Dataset items
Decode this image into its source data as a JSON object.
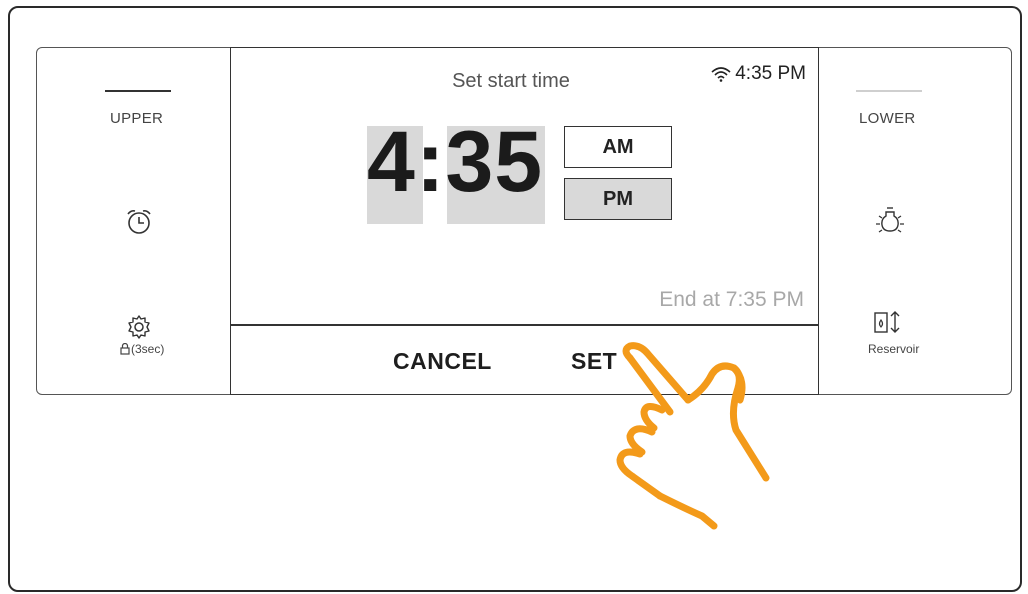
{
  "left": {
    "section_label": "UPPER",
    "alarm_icon": "alarm-clock-icon",
    "settings_icon": "gear-icon",
    "lock_caption": "(3sec)",
    "lock_icon": "lock-icon"
  },
  "right": {
    "section_label": "LOWER",
    "light_icon": "light-bulb-icon",
    "reservoir_icon": "reservoir-icon",
    "reservoir_label": "Reservoir"
  },
  "screen": {
    "title": "Set start time",
    "status_time": "4:35 PM",
    "wifi_icon": "wifi-icon",
    "time_value": "4:35",
    "am_label": "AM",
    "pm_label": "PM",
    "selected_period": "PM",
    "end_text": "End at 7:35 PM",
    "cancel_label": "CANCEL",
    "set_label": "SET"
  },
  "colors": {
    "hand_outline": "#f39a1a",
    "selected_fill": "#d9d9d9"
  },
  "pointer_icon": "tap-hand-icon"
}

→ WRITTEN TASK
Output all of the entries verbatim, leaving out any images.

→ SOLUTION FOR THIS TASK
Decode this image into its source data as a JSON object.
{
  "left": {
    "section_label": "UPPER",
    "alarm_icon": "alarm-clock-icon",
    "settings_icon": "gear-icon",
    "lock_caption": "(3sec)",
    "lock_icon": "lock-icon"
  },
  "right": {
    "section_label": "LOWER",
    "light_icon": "light-bulb-icon",
    "reservoir_icon": "reservoir-icon",
    "reservoir_label": "Reservoir"
  },
  "screen": {
    "title": "Set start time",
    "status_time": "4:35 PM",
    "wifi_icon": "wifi-icon",
    "time_value": "4:35",
    "am_label": "AM",
    "pm_label": "PM",
    "selected_period": "PM",
    "end_text": "End at 7:35 PM",
    "cancel_label": "CANCEL",
    "set_label": "SET"
  },
  "colors": {
    "hand_outline": "#f39a1a",
    "selected_fill": "#d9d9d9"
  },
  "pointer_icon": "tap-hand-icon"
}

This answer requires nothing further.